- Raw data
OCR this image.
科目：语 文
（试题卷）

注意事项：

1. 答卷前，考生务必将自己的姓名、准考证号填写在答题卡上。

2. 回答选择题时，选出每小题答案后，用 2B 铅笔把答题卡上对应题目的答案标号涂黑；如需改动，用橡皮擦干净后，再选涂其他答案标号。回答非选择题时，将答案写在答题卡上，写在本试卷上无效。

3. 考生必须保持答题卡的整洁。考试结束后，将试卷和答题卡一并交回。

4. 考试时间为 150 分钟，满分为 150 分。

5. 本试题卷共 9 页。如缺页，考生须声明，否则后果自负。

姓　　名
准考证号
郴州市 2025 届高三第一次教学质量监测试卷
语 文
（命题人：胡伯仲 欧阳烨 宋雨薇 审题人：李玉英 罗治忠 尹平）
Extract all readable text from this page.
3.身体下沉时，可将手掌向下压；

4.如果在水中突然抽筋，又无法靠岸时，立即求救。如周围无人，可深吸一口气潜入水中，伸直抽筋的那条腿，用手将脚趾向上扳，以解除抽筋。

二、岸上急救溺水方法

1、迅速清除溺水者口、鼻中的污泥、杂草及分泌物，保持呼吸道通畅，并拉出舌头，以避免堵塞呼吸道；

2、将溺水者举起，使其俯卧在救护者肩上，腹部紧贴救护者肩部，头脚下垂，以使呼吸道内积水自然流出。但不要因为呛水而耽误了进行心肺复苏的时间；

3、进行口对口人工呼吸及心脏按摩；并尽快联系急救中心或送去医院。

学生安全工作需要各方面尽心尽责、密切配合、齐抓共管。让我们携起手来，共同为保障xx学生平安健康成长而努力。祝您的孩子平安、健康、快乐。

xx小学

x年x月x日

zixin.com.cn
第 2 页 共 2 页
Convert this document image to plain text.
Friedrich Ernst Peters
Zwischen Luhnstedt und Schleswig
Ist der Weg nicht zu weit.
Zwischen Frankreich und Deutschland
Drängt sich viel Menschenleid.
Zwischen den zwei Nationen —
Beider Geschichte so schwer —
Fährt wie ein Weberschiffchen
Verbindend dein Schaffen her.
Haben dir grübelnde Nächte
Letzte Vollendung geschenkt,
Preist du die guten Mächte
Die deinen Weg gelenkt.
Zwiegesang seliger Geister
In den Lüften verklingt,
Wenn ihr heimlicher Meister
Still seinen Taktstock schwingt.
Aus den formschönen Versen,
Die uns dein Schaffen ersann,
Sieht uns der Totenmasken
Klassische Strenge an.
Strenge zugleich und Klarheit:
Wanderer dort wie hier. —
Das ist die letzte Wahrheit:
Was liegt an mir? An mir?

--

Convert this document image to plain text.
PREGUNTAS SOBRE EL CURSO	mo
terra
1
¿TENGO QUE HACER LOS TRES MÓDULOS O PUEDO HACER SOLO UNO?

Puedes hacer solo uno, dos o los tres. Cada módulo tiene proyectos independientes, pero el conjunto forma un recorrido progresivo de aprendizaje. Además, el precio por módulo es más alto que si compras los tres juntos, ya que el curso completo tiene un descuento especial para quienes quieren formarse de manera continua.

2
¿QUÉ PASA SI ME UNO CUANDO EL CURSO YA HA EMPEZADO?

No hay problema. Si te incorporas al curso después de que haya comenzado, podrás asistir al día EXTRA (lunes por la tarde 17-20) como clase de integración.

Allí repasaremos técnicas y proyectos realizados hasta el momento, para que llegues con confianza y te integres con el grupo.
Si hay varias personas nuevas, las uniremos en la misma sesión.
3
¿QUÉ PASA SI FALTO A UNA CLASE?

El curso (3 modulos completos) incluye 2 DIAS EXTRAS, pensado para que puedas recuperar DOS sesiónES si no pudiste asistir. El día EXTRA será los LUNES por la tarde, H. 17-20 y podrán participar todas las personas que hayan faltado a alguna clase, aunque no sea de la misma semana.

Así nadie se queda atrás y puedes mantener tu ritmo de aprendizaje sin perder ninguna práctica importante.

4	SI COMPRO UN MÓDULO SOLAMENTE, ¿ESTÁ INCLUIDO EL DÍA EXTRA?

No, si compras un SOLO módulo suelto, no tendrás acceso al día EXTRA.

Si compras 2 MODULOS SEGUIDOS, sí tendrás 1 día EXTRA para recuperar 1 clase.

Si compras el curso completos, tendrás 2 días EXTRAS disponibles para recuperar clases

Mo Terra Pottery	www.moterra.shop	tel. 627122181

* * *

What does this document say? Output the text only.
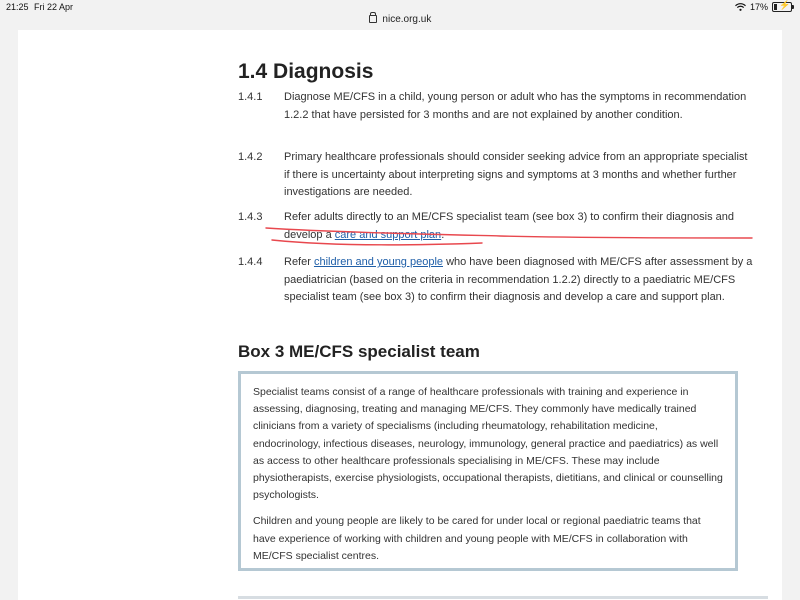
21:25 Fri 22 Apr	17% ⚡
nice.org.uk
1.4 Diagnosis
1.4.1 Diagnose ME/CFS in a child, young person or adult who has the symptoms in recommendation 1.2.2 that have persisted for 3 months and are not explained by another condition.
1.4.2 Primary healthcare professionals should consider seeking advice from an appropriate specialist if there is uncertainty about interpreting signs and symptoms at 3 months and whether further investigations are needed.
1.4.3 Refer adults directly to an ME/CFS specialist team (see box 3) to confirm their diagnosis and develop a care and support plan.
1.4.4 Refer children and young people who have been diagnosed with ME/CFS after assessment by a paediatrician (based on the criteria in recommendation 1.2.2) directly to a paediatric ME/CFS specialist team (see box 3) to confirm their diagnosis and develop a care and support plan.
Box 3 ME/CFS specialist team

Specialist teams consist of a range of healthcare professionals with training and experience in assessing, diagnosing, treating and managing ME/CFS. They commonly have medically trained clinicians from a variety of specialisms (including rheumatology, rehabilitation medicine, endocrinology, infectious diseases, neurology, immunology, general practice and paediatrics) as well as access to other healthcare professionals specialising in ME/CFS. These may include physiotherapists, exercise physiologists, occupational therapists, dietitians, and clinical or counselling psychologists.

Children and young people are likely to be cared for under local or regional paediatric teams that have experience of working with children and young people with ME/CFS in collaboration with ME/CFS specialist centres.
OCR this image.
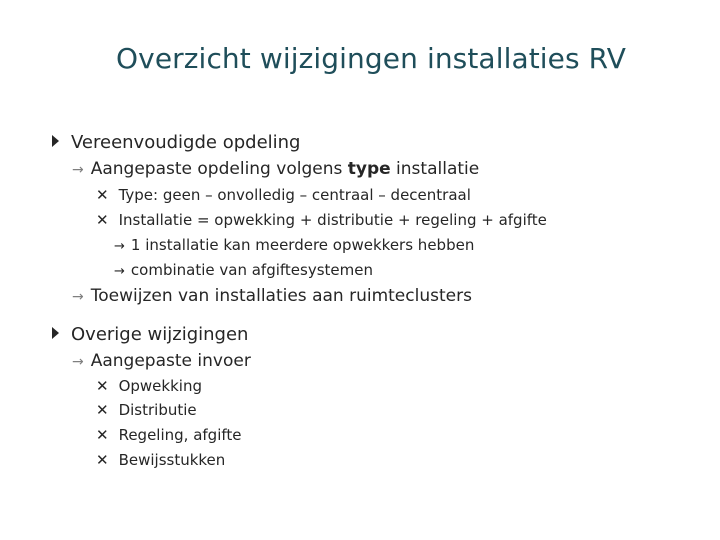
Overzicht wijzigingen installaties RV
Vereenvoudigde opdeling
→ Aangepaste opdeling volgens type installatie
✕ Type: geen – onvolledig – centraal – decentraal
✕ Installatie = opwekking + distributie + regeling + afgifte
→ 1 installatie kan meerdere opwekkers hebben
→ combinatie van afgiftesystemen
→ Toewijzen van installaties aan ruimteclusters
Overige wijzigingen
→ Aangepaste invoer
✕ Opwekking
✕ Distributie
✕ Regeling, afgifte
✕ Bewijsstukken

- What you are asked to do
Copy out every line from the data above that has "months" in it.

- Answer to this problem
1.4.1 Diagnose ME/CFS in a child, young person or adult who has the symptoms in recommendation 1.2.2 that have persisted for 3 months and are not explained by another condition.
1.4.2 Primary healthcare professionals should consider seeking advice from an appropriate specialist if there is uncertainty about interpreting signs and symptoms at 3 months and whether further investigations are needed.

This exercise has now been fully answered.